▸ WHAT IS BEING ASKED: Starting at the line that contains "Extract the structured", restate each line word for word through the final line of the data, keeping both ends.
## begin ENTRIES PROVIDED
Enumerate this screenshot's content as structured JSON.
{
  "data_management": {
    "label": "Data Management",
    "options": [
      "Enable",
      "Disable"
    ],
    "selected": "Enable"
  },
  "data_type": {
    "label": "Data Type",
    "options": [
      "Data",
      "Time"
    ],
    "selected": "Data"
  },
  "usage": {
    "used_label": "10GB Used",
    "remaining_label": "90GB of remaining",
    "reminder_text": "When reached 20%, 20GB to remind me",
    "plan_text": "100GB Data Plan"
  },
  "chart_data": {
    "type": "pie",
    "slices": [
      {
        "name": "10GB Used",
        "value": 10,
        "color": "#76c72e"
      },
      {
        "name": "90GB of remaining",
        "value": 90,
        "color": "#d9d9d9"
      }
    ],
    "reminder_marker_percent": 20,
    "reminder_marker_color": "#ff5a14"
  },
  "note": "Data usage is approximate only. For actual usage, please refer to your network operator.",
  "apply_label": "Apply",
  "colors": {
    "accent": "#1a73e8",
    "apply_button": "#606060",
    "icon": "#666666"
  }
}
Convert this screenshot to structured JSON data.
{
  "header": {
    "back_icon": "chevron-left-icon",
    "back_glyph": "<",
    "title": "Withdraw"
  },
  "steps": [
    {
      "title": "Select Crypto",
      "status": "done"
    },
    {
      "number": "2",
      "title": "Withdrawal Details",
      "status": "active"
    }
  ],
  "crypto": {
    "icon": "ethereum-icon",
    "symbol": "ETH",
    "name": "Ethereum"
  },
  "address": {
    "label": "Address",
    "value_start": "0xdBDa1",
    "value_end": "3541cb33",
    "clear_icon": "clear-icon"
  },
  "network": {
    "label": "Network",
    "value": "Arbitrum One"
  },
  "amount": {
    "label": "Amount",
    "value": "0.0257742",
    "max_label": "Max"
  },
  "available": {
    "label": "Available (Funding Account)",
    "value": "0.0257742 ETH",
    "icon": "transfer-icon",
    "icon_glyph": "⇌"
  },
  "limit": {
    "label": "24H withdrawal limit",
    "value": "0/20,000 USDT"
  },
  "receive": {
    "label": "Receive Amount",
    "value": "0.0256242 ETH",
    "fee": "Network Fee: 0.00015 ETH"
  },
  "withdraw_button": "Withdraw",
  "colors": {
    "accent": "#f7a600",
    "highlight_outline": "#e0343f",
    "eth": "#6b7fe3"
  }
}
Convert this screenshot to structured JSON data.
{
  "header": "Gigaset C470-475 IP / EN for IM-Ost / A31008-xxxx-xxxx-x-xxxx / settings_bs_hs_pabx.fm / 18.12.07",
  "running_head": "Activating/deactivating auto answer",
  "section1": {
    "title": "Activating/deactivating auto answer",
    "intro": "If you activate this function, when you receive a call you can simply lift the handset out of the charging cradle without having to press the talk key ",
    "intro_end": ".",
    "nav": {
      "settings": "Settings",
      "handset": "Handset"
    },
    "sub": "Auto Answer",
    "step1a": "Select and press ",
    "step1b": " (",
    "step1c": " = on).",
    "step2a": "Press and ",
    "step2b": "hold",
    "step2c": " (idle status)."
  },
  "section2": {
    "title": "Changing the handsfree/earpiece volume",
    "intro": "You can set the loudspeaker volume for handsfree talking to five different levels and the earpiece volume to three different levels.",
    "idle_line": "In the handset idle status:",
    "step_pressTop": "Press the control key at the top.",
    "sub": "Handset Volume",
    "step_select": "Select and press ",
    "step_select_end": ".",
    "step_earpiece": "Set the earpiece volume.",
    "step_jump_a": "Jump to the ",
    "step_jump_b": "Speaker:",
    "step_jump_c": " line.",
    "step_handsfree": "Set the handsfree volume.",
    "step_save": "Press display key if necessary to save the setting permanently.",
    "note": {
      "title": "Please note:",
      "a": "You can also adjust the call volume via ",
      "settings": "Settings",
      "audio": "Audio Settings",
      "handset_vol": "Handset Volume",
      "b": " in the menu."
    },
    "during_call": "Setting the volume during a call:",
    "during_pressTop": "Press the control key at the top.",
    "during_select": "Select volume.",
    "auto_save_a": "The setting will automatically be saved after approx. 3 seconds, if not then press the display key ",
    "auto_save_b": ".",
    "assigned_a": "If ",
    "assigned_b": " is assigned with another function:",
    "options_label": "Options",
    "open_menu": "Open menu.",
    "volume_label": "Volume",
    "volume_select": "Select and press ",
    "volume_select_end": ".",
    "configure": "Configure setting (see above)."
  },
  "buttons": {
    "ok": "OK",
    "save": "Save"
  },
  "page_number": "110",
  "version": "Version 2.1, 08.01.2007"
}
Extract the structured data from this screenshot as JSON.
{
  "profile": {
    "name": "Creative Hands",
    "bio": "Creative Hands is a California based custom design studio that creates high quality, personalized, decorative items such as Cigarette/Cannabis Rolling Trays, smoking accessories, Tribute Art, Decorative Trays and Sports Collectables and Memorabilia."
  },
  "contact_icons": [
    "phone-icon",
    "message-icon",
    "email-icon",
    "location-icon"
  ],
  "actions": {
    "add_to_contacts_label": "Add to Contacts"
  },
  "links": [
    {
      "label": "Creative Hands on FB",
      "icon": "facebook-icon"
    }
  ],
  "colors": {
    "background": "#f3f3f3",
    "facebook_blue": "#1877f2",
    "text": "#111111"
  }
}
## end ENTRIES PROVIDED
▸ REPLY:
Extract the structured data from this screenshot as JSON.
{
  "profile": {
    "name": "Creative Hands",
    "bio": "Creative Hands is a California based custom design studio that creates high quality, personalized, decorative items such as Cigarette/Cannabis Rolling Trays, smoking accessories, Tribute Art, Decorative Trays and Sports Collectables and Memorabilia."
  },
  "contact_icons": [
    "phone-icon",
    "message-icon",
    "email-icon",
    "location-icon"
  ],
  "actions": {
    "add_to_contacts_label": "Add to Contacts"
  },
  "links": [
    {
      "label": "Creative Hands on FB",
      "icon": "facebook-icon"
    }
  ],
  "colors": {
    "background": "#f3f3f3",
    "facebook_blue": "#1877f2",
    "text": "#111111"
  }
}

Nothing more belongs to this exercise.